Record set
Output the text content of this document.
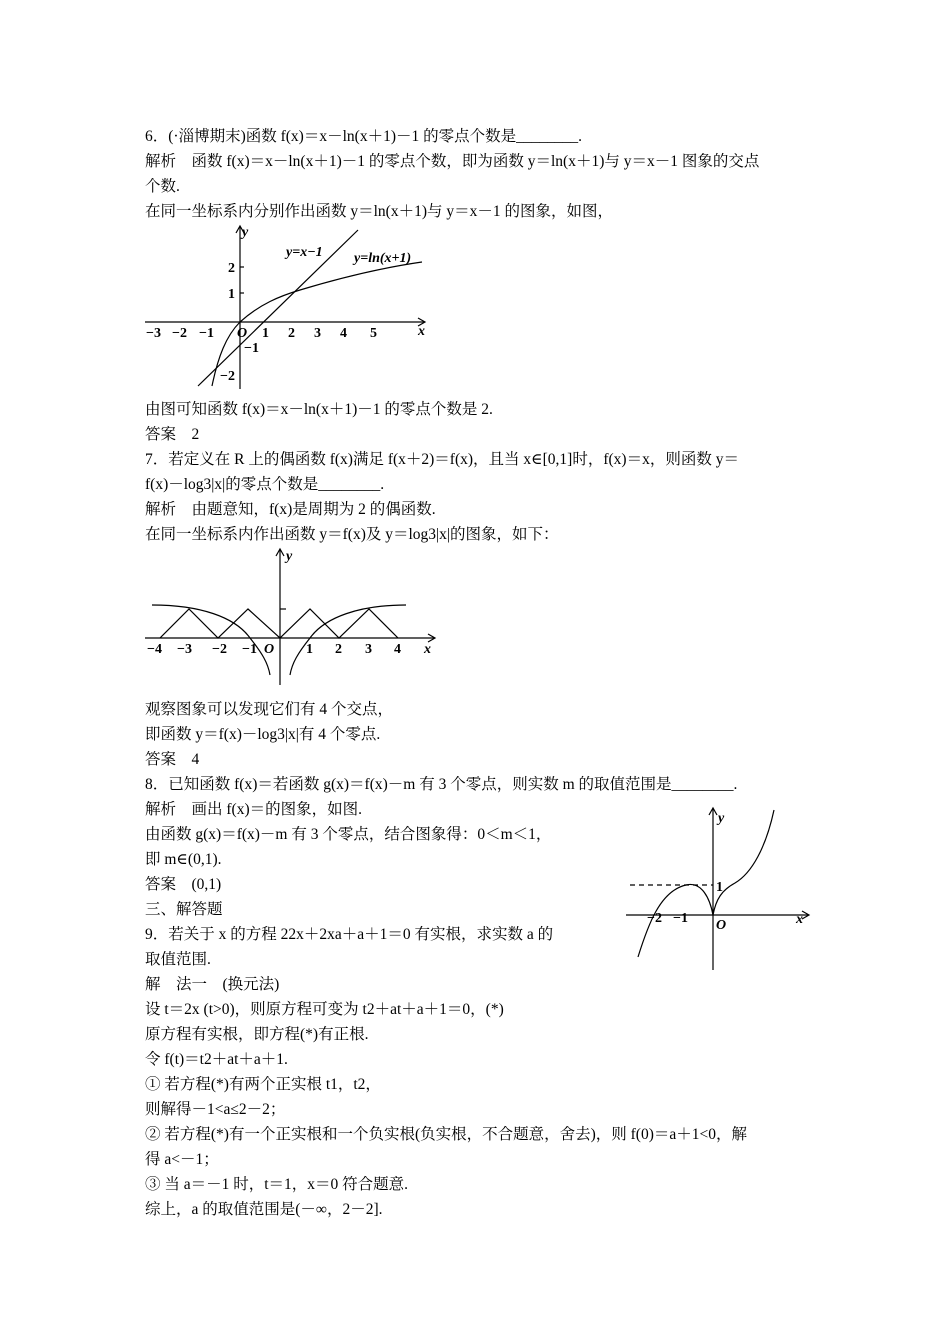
6．(·淄博期末)函数 f(x)＝x－ln(x＋1)－1 的零点个数是________.
解析　函数 f(x)＝x－ln(x＋1)－1 的零点个数，即为函数 y＝ln(x＋1)与 y＝x－1 图象的交点
个数.
在同一坐标系内分别作出函数 y＝ln(x＋1)与 y＝x－1 的图象，如图，
由图可知函数 f(x)＝x－ln(x＋1)－1 的零点个数是 2.
答案　2
7．若定义在 R 上的偶函数 f(x)满足 f(x＋2)＝f(x)，且当 x∈[0,1]时，f(x)＝x，则函数 y＝
f(x)－log3|x|的零点个数是________.
解析　由题意知，f(x)是周期为 2 的偶函数.
在同一坐标系内作出函数 y＝f(x)及 y＝log3|x|的图象，如下：
观察图象可以发现它们有 4 个交点，
即函数 y＝f(x)－log3|x|有 4 个零点.
答案　4
8．已知函数 f(x)＝若函数 g(x)＝f(x)－m 有 3 个零点，则实数 m 的取值范围是________.
解析　画出 f(x)＝的图象，如图.
由函数 g(x)＝f(x)－m 有 3 个零点，结合图象得：0＜m＜1，
即 m∈(0,1).
答案　(0,1)
三、解答题
9．若关于 x 的方程 22x＋2xa＋a＋1＝0 有实根，求实数 a 的
取值范围.
解　法一　(换元法)
设 t＝2x (t>0)，则原方程可变为 t2＋at＋a＋1＝0，(*)
原方程有实根，即方程(*)有正根.
令 f(t)＝t2＋at＋a＋1.
① 若方程(*)有两个正实根 t1，t2，
则解得－1<a≤2－2；
② 若方程(*)有一个正实根和一个负实根(负实根，不合题意，舍去)，则 f(0)＝a＋1<0，解
得 a<－1；
③ 当 a＝－1 时，t＝1，x＝0 符合题意.
综上，a 的取值范围是(－∞，2－2].
y
x
O
y=x−1 y=ln(x+1)
−3 −2 −1	1 2 3 4 5
2
1
−1
−2
y
x
O
−4 −3 −2 −1	1 2 3 4
y
x
O
−2 −1
1
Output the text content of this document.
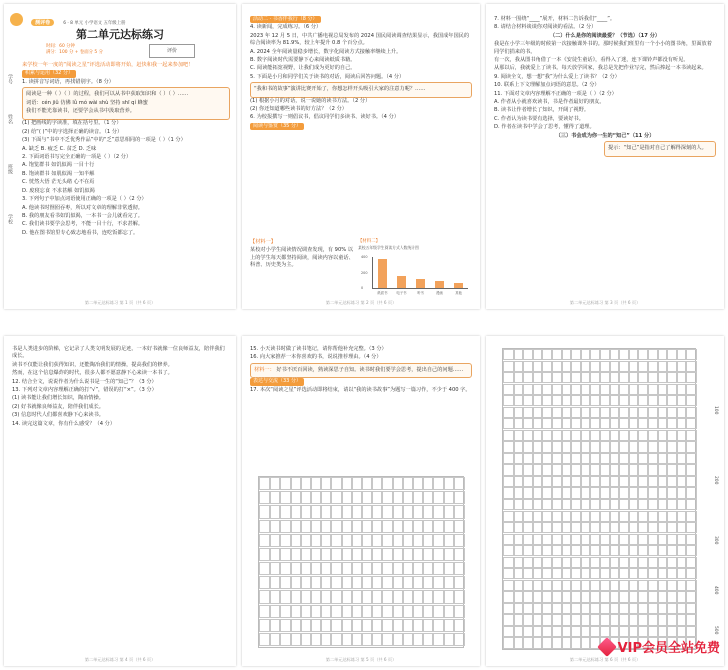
测评卷	6 · 8 单元 小学语文 五年级上册
第二单元达标练习
时间：60 分钟
满分：100 分 + 卷面分 5 分	评价
学号
姓名
班级
学校

来学校一年一度的“阅读之星”评选活动即将开始，赶快和我一起来参加吧！

积累与运用（32 分）

1. 读拼音写词语，再找错别字。（8 分）

阅读是一种（ ）（ ）的过程，我们可以从书中获取知识和（ ）（ ）……

词语：cén jiǔ 仿佛 lǜ mó wài shù 坚持 shī qí 蜂蜜

我们不能光靠读书，还要学会从书中汲取营养。

(1) 把画线的字读准，填在括号里。（1 分）

(2) 给“( )”中的字选择正确的读音。（1 分）

(3) 下面与“书中不乏优秀作品”中的“乏”意思相同的一项是（ ）（1 分）

A. 缺乏 B. 疲乏 C. 贫乏 D. 乏味

2. 下面词语书写完全正确的一项是（ ）（2 分）

A. 饱览群书 如饥似渴 一目十行

B. 饱读群书 如肌似渴 一知半解

C. 恍然大悟 茫无头绪 心不在焉

D. 废寝忘食 不求甚解 如饥似渴

3. 下列句子中加点词语使用正确的一项是（ ）（2 分）

A. 他读书时囫囵吞枣，所以对文章的理解非常透彻。

B. 我的朋友看书如饥似渴，一本书一会儿就看完了。

C. 我们读书要学会思考，不能一目十行，不求甚解。

D. 他在图书馆里专心致志地看书，连吃饭都忘了。

第二单元达标练习 第 1 页（共 6 页）

活动二 · 书香伴我行（8 分）

4. 读新闻，完成练习。（6 分）

2023 年 12 月 5 日，中共广播电视总局发布的 2024 国民阅读调查结果显示，我国成年国民的综合阅读率为 81.9%，较上年提升 0.8 个百分点。

A. 2024 全年阅读量稳步增长，数字化阅读方式接触率继续上升。

B. 数字阅读时代需要静下心来阅读纸质书籍。

C. 阅读能拓宽视野，让我们成为更好的自己。

5. 下面是小月和同学们关于读书的对话，阅读后回答问题。（4 分）

“我和书的故事”演讲比赛开始了，你想怎样开头吸引大家的注意力呢？……

(1) 根据小月的对话，说一说她的读书方法。（2 分）

(2) 你还知道哪些读书的好方法？（2 分）

6. 为校报撰写一则倡议书，倡议同学们多读书、读好书。（4 分）

阅读与鉴赏（35 分）

【材料一】

某校对小学生阅读情况调查发现，有 90% 以上的学生每天都坚持阅读，阅读内容以童话、科普、历史类为主。

【材料二】
某校五年级学生阅读方式人数统计图
纸质书	电子书	听书	漫画	其他
0
200
400
第二单元达标练习 第 2 页（共 6 页）

7. 材料一围绕“____”展开，材料二告诉我们“____”。

8. 请结合材料谈谈你对阅读的看法。（2 分）

（二）什么是你的阅读最爱？（节选）（17 分）

我是在小学三年级的时候第一次接触课外书的。那时候我们班里有一个小小的图书角，里面放着同学们捐来的书。

有一次，我从图书角借了一本《安徒生童话》，看得入了迷，连下课铃声都没有听见。

从那以后，我就爱上了读书。每天放学回家，我总是先把作业写完，然后捧起一本书读起来。

9. 阅读全文，想一想“我”为什么爱上了读书？（2 分）

10. 联系上下文理解加点词语的意思。（2 分）

11. 下面对文章内容理解不正确的一项是（ ）（2 分）

A. 作者从小就喜欢读书，书是作者最好的朋友。

B. 读书让作者增长了知识，开阔了视野。

C. 作者认为读书要有选择，要读好书。

D. 作者在读书中学会了思考，懂得了道理。

（三）书会成为你一生的“知己”（11 分）

提示：“知己”是指对自己了解得深刻的人。
第二单元达标练习 第 3 页（共 6 页）

书是人类进步的阶梯，它记录了人类文明发展的足迹。一本好书就像一位良师益友，陪伴我们成长。

读书不仅能让我们获得知识，还能陶冶我们的情操，提高我们的修养。

然而，在这个信息爆炸的时代，很多人都不愿意静下心来读一本书了。

12. 结合全文，说说作者为什么说书是一生的“知己”？（3 分）

13. 下列对文章内容理解正确的打“√”，错误的打“×”。（3 分）

(1) 读书能让我们增长知识，陶冶情操。

(2) 好书就像良师益友，陪伴我们成长。

(3) 信息时代人们都喜欢静下心来读书。

14. 读完这篇文章，你有什么感受？（4 分）

第二单元达标练习 第 4 页（共 6 页）

15. 小天读书时做了读书笔记，请你帮他补充完整。（3 分）

16. 向大家推荐一本你喜欢的书，说说推荐理由。（4 分）

材料一： 好书不厌百回读，熟读深思子自知。读书时我们要学会思考，提出自己的问题……

表达与交流（33 分）

17. 本次“阅读之星”评选活动即将结束，请以“我的读书故事”为题写一篇习作，不少于 400 字。

第二单元达标练习 第 5 页（共 6 页）
100
200
300
400
500
第二单元达标练习 第 6 页（共 6 页）
VIP会员全站免费
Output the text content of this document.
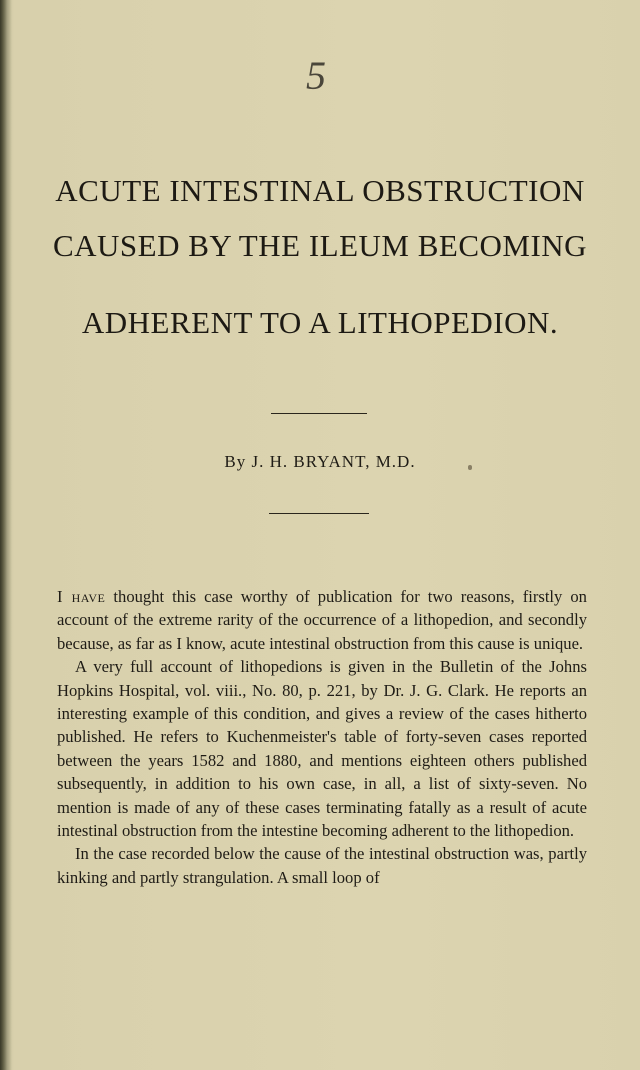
5
ACUTE INTESTINAL OBSTRUCTION
CAUSED BY THE ILEUM BECOMING
ADHERENT TO A LITHOPEDION.
By J. H. BRYANT, M.D.

I have thought this case worthy of publication for two reasons, firstly on account of the extreme rarity of the occurrence of a lithopedion, and secondly because, as far as I know, acute intestinal obstruction from this cause is unique.

A very full account of lithopedions is given in the Bulletin of the Johns Hopkins Hospital, vol. viii., No. 80, p. 221, by Dr. J. G. Clark. He reports an interesting example of this condition, and gives a review of the cases hitherto published. He refers to Kuchenmeister's table of forty-seven cases reported between the years 1582 and 1880, and mentions eighteen others published subsequently, in addition to his own case, in all, a list of sixty-seven. No mention is made of any of these cases terminating fatally as a result of acute intestinal obstruction from the intestine becoming adherent to the lithopedion.

In the case recorded below the cause of the intestinal obstruction was, partly kinking and partly strangulation. A small loop of
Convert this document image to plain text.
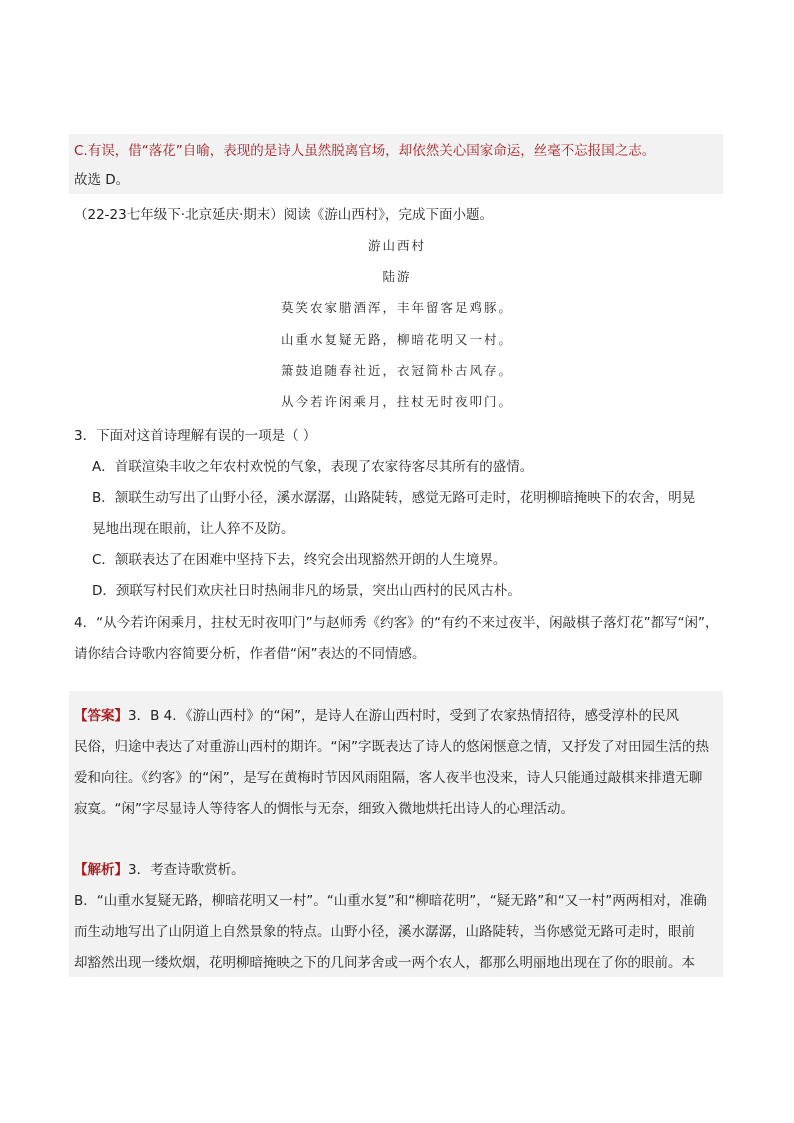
C.有误，借“落花”自喻，表现的是诗人虽然脱离官场，却依然关心国家命运，丝毫不忘报国之志。
故选 D。
（22-23七年级下·北京延庆·期末）阅读《游山西村》，完成下面小题。
游山西村
陆游
莫笑农家腊酒浑，丰年留客足鸡豚。
山重水复疑无路，柳暗花明又一村。
箫鼓追随春社近，衣冠简朴古风存。
从今若许闲乘月，拄杖无时夜叩门。
3．下面对这首诗理解有误的一项是（ ）
A．首联渲染丰收之年农村欢悦的气象，表现了农家待客尽其所有的盛情。
B．颔联生动写出了山野小径，溪水潺潺，山路陡转，感觉无路可走时，花明柳暗掩映下的农舍，明晃
晃地出现在眼前，让人猝不及防。
C．颔联表达了在困难中坚持下去，终究会出现豁然开朗的人生境界。
D．颈联写村民们欢庆社日时热闹非凡的场景，突出山西村的民风古朴。
4．“从今若许闲乘月，拄杖无时夜叩门”与赵师秀《约客》的“有约不来过夜半，闲敲棋子落灯花”都写“闲”，
请你结合诗歌内容简要分析，作者借“闲”表达的不同情感。
【答案】3．B 4．《游山西村》的“闲”，是诗人在游山西村时，受到了农家热情招待，感受淳朴的民风
民俗，归途中表达了对重游山西村的期许。“闲”字既表达了诗人的悠闲惬意之情，又抒发了对田园生活的热
爱和向往。《约客》的“闲”，是写在黄梅时节因风雨阻隔，客人夜半也没来，诗人只能通过敲棋来排遣无聊
寂寞。“闲”字尽显诗人等待客人的惆怅与无奈，细致入微地烘托出诗人的心理活动。
【解析】3．考查诗歌赏析。
B．“山重水复疑无路，柳暗花明又一村”。“山重水复”和“柳暗花明”，“疑无路”和“又一村”两两相对，准确
而生动地写出了山阴道上自然景象的特点。山野小径，溪水潺潺，山路陡转，当你感觉无路可走时，眼前
却豁然出现一缕炊烟，花明柳暗掩映之下的几间茅舍或一两个农人，都那么明丽地出现在了你的眼前。本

What this task involves
What do the lines above say from the line containing "Convert this document image to plain text." through the last line? Quote them exactly, both ends included, and leave out the pictures.

Solution for this exercise
Convert this document image to plain text.
C.有误，借“落花”自喻，表现的是诗人虽然脱离官场，却依然关心国家命运，丝毫不忘报国之志。
故选 D。
（22-23七年级下·北京延庆·期末）阅读《游山西村》，完成下面小题。
游山西村
陆游
莫笑农家腊酒浑，丰年留客足鸡豚。
山重水复疑无路，柳暗花明又一村。
箫鼓追随春社近，衣冠简朴古风存。
从今若许闲乘月，拄杖无时夜叩门。
3．下面对这首诗理解有误的一项是（ ）
A．首联渲染丰收之年农村欢悦的气象，表现了农家待客尽其所有的盛情。
B．颔联生动写出了山野小径，溪水潺潺，山路陡转，感觉无路可走时，花明柳暗掩映下的农舍，明晃
晃地出现在眼前，让人猝不及防。
C．颔联表达了在困难中坚持下去，终究会出现豁然开朗的人生境界。
D．颈联写村民们欢庆社日时热闹非凡的场景，突出山西村的民风古朴。
4．“从今若许闲乘月，拄杖无时夜叩门”与赵师秀《约客》的“有约不来过夜半，闲敲棋子落灯花”都写“闲”，
请你结合诗歌内容简要分析，作者借“闲”表达的不同情感。
【答案】3．B 4．《游山西村》的“闲”，是诗人在游山西村时，受到了农家热情招待，感受淳朴的民风
民俗，归途中表达了对重游山西村的期许。“闲”字既表达了诗人的悠闲惬意之情，又抒发了对田园生活的热
爱和向往。《约客》的“闲”，是写在黄梅时节因风雨阻隔，客人夜半也没来，诗人只能通过敲棋来排遣无聊
寂寞。“闲”字尽显诗人等待客人的惆怅与无奈，细致入微地烘托出诗人的心理活动。
【解析】3．考查诗歌赏析。
B．“山重水复疑无路，柳暗花明又一村”。“山重水复”和“柳暗花明”，“疑无路”和“又一村”两两相对，准确
而生动地写出了山阴道上自然景象的特点。山野小径，溪水潺潺，山路陡转，当你感觉无路可走时，眼前
却豁然出现一缕炊烟，花明柳暗掩映之下的几间茅舍或一两个农人，都那么明丽地出现在了你的眼前。本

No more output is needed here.